ROWS —
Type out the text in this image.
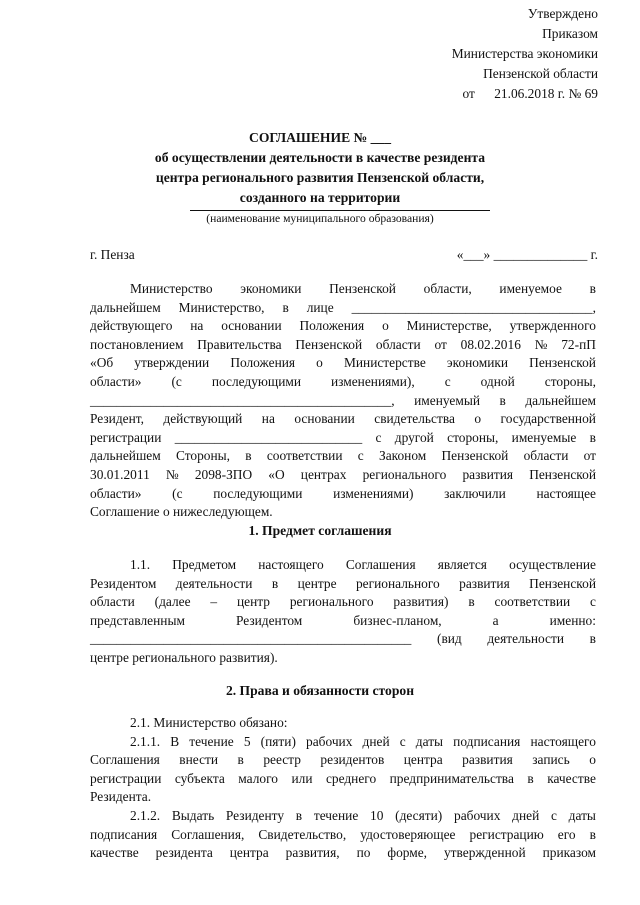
Утверждено
Приказом
Министерства экономики
Пензенской области
от 21.06.2018 г. № 69
СОГЛАШЕНИЕ № ___
об осуществлении деятельности в качестве резидента
центра регионального развития Пензенской области,
созданного на территории
(наименование муниципального образования)
г. Пенза	«___» ______________ г.
Министерство экономики Пензенской области, именуемое в
дальнейшем Министерство, в лице ____________________________________,
действующего на основании Положения о Министерстве, утвержденного
постановлением Правительства Пензенской области от 08.02.2016 № 72-пП
«Об утверждении Положения о Министерстве экономики Пензенской
области» (с последующими изменениями), с одной стороны,
_____________________________________________, именуемый в дальнейшем
Резидент, действующий на основании свидетельства о государственной
регистрации ____________________________ с другой стороны, именуемые в
дальнейшем Стороны, в соответствии с Законом Пензенской области от
30.01.2011 № 2098-ЗПО «О центрах регионального развития Пензенской
области» (с последующими изменениями) заключили настоящее
Соглашение о нижеследующем.
1. Предмет соглашения
1.1. Предметом настоящего Соглашения является осуществление
Резидентом деятельности в центре регионального развития Пензенской
области (далее – центр регионального развития) в соответствии с
представленным	Резидентом	бизнес-планом,	а	именно:
________________________________________________ (вид деятельности в
центре регионального развития).
2. Права и обязанности сторон
2.1. Министерство обязано:
2.1.1. В течение 5 (пяти) рабочих дней с даты подписания настоящего
Соглашения внести в реестр резидентов центра развития запись о
регистрации субъекта малого или среднего предпринимательства в качестве
Резидента.
2.1.2. Выдать Резиденту в течение 10 (десяти) рабочих дней с даты
подписания Соглашения, Свидетельство, удостоверяющее регистрацию его в
качестве резидента центра развития, по форме, утвержденной приказом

WORK TO DO — The records above should be reproduced exactly, with no pictures included.

SOLUTION TO THE PROBLEM —
Type out the text in this image.
Утверждено
Приказом
Министерства экономики
Пензенской области
от 21.06.2018 г. № 69
СОГЛАШЕНИЕ № ___
об осуществлении деятельности в качестве резидента
центра регионального развития Пензенской области,
созданного на территории
(наименование муниципального образования)
г. Пенза	«___» ______________ г.
Министерство экономики Пензенской области, именуемое в
дальнейшем Министерство, в лице ____________________________________,
действующего на основании Положения о Министерстве, утвержденного
постановлением Правительства Пензенской области от 08.02.2016 № 72-пП
«Об утверждении Положения о Министерстве экономики Пензенской
области» (с последующими изменениями), с одной стороны,
_____________________________________________, именуемый в дальнейшем
Резидент, действующий на основании свидетельства о государственной
регистрации ____________________________ с другой стороны, именуемые в
дальнейшем Стороны, в соответствии с Законом Пензенской области от
30.01.2011 № 2098-ЗПО «О центрах регионального развития Пензенской
области» (с последующими изменениями) заключили настоящее
Соглашение о нижеследующем.
1. Предмет соглашения
1.1. Предметом настоящего Соглашения является осуществление
Резидентом деятельности в центре регионального развития Пензенской
области (далее – центр регионального развития) в соответствии с
представленным	Резидентом	бизнес-планом,	а	именно:
________________________________________________ (вид деятельности в
центре регионального развития).
2. Права и обязанности сторон
2.1. Министерство обязано:
2.1.1. В течение 5 (пяти) рабочих дней с даты подписания настоящего
Соглашения внести в реестр резидентов центра развития запись о
регистрации субъекта малого или среднего предпринимательства в качестве
Резидента.
2.1.2. Выдать Резиденту в течение 10 (десяти) рабочих дней с даты
подписания Соглашения, Свидетельство, удостоверяющее регистрацию его в
качестве резидента центра развития, по форме, утвержденной приказом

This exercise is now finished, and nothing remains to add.